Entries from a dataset

>> Begin

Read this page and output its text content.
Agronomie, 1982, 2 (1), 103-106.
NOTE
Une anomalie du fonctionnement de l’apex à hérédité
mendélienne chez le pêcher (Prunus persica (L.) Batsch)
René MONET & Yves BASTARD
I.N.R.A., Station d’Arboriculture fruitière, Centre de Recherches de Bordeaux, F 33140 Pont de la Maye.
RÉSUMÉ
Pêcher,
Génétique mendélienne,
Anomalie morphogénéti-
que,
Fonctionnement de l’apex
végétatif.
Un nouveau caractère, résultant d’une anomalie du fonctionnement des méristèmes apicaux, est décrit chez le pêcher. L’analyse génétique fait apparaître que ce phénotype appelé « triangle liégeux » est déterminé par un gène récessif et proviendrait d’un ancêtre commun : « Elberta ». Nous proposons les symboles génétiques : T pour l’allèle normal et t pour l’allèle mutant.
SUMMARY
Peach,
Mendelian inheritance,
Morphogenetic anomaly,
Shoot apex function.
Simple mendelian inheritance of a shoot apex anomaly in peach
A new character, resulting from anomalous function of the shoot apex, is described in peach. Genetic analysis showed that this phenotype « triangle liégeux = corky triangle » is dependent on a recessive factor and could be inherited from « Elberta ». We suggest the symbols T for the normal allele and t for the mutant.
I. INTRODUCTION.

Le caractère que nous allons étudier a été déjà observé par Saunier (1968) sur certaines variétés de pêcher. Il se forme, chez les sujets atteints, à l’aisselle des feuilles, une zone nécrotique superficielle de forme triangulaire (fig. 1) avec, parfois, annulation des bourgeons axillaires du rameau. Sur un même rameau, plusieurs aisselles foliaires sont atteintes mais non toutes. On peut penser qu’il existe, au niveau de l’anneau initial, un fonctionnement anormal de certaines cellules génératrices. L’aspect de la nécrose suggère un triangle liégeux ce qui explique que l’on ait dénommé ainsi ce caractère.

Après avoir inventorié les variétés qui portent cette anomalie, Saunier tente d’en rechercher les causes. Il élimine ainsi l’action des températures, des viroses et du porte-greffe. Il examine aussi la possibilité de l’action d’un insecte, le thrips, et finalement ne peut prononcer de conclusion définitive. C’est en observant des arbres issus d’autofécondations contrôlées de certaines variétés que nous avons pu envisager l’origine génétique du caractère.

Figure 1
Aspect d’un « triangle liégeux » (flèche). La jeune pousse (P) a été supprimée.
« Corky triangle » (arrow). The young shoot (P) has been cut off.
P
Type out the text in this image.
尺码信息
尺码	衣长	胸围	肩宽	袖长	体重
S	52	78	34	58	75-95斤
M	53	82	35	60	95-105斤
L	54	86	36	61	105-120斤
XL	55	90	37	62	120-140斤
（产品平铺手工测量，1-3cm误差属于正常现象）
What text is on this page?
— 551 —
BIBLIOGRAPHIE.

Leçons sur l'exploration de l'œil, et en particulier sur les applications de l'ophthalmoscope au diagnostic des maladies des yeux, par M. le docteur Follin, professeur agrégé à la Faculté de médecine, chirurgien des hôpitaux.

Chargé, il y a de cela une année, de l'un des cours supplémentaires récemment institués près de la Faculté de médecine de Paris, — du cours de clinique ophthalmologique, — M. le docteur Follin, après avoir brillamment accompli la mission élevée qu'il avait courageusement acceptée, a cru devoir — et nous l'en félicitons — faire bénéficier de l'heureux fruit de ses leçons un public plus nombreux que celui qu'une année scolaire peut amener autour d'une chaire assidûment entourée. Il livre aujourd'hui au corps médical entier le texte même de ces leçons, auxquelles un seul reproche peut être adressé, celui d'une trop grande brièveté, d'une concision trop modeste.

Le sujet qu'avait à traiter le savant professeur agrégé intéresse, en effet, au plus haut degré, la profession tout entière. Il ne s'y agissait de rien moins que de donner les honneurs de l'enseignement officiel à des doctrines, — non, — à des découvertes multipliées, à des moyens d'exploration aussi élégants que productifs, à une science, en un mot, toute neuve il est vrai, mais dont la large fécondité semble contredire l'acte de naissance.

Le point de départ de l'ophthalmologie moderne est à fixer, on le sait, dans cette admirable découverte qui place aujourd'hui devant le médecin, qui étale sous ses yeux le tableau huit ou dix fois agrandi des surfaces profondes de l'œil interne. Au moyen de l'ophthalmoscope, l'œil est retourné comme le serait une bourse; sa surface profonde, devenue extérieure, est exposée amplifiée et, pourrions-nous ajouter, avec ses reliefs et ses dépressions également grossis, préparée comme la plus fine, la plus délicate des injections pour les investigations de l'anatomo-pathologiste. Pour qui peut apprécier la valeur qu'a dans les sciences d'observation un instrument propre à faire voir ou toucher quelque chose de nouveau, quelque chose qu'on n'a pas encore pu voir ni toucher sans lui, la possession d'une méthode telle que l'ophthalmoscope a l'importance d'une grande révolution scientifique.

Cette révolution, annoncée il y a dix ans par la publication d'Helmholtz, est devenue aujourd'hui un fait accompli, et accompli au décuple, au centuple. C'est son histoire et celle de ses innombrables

>> End

Task goal: From the material above, gather all lines that include the string "docteur" and copy them.

Task output:
Leçons sur l'exploration de l'œil, et en particulier sur les applications de l'ophthalmoscope au diagnostic des maladies des yeux, par M. le docteur Follin, professeur agrégé à la Faculté de médecine, chirurgien des hôpitaux.
Chargé, il y a de cela une année, de l'un des cours supplémentaires récemment institués près de la Faculté de médecine de Paris, — du cours de clinique ophthalmologique, — M. le docteur Follin, après avoir brillamment accompli la mission élevée qu'il avait courageusement acceptée, a cru devoir — et nous l'en félicitons — faire bénéficier de l'heureux fruit de ses leçons un public plus nombreux que celui qu'une année scolaire peut amener autour d'une chaire assidûment entourée. Il livre aujourd'hui au corps médical entier le texte même de ces leçons, auxquelles un seul reproche peut être adressé, celui d'une trop grande brièveté, d'une concision trop modeste.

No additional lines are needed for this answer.